Work to complete
Emit only the lines from the line containing "Convert this document image to plain text." through the last line of the entries, unchanged.

--- Supplied records ---

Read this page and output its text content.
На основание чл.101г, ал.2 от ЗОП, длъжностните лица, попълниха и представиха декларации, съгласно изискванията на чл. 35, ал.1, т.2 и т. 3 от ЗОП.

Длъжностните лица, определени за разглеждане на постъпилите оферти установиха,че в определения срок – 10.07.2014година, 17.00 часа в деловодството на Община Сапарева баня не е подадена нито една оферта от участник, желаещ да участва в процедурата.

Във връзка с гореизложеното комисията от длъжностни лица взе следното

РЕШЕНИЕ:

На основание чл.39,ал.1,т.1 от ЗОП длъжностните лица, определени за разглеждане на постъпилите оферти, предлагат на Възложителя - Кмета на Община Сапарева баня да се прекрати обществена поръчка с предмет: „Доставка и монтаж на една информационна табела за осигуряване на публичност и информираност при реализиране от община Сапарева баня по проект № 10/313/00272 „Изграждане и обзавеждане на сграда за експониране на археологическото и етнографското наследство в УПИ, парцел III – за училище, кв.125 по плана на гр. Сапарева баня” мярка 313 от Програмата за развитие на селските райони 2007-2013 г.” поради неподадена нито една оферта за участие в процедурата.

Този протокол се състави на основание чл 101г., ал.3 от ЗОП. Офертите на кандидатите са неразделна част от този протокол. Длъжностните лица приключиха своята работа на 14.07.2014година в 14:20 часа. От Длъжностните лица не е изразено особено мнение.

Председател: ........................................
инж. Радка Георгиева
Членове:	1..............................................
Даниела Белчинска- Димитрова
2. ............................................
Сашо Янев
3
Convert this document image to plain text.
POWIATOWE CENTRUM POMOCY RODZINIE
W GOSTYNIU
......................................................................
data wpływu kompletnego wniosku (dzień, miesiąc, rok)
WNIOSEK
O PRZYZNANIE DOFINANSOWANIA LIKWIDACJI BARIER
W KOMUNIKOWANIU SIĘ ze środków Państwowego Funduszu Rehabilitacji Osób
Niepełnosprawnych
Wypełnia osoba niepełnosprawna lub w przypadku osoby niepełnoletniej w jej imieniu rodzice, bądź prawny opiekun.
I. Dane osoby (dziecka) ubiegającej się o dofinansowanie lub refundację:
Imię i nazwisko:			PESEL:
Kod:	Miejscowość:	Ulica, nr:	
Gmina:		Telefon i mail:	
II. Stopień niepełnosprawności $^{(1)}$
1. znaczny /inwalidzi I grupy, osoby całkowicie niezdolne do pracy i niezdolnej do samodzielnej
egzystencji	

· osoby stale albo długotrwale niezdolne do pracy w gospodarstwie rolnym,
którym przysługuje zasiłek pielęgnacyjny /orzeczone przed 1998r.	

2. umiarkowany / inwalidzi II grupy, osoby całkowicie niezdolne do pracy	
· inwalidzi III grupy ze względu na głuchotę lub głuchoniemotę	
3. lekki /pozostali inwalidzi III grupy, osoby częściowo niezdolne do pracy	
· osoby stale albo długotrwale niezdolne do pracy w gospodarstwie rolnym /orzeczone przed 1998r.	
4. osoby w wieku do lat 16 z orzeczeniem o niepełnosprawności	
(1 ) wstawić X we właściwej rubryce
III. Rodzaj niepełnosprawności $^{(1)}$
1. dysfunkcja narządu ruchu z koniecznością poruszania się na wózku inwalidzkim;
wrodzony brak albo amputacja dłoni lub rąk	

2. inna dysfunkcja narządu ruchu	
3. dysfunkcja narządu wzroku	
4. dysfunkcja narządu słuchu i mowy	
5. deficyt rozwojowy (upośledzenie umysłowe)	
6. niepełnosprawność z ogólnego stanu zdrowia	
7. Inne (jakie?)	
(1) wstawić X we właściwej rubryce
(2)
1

---

Written answer
Convert this document image to plain text.
POWIATOWE CENTRUM POMOCY RODZINIE
W GOSTYNIU
......................................................................
data wpływu kompletnego wniosku (dzień, miesiąc, rok)
WNIOSEK
O PRZYZNANIE DOFINANSOWANIA LIKWIDACJI BARIER
W KOMUNIKOWANIU SIĘ ze środków Państwowego Funduszu Rehabilitacji Osób
Niepełnosprawnych
Wypełnia osoba niepełnosprawna lub w przypadku osoby niepełnoletniej w jej imieniu rodzice, bądź prawny opiekun.
I. Dane osoby (dziecka) ubiegającej się o dofinansowanie lub refundację:
Imię i nazwisko:			PESEL:
Kod:	Miejscowość:	Ulica, nr:	
Gmina:		Telefon i mail:	
II. Stopień niepełnosprawności $^{(1)}$
1. znaczny /inwalidzi I grupy, osoby całkowicie niezdolne do pracy i niezdolnej do samodzielnej
egzystencji	

· osoby stale albo długotrwale niezdolne do pracy w gospodarstwie rolnym,
którym przysługuje zasiłek pielęgnacyjny /orzeczone przed 1998r.	

2. umiarkowany / inwalidzi II grupy, osoby całkowicie niezdolne do pracy	
· inwalidzi III grupy ze względu na głuchotę lub głuchoniemotę	
3. lekki /pozostali inwalidzi III grupy, osoby częściowo niezdolne do pracy	
· osoby stale albo długotrwale niezdolne do pracy w gospodarstwie rolnym /orzeczone przed 1998r.	
4. osoby w wieku do lat 16 z orzeczeniem o niepełnosprawności	
(1 ) wstawić X we właściwej rubryce
III. Rodzaj niepełnosprawności $^{(1)}$
1. dysfunkcja narządu ruchu z koniecznością poruszania się na wózku inwalidzkim;
wrodzony brak albo amputacja dłoni lub rąk	

2. inna dysfunkcja narządu ruchu	
3. dysfunkcja narządu wzroku	
4. dysfunkcja narządu słuchu i mowy	
5. deficyt rozwojowy (upośledzenie umysłowe)	
6. niepełnosprawność z ogólnego stanu zdrowia	
7. Inne (jakie?)	
(1) wstawić X we właściwej rubryce
(2)
1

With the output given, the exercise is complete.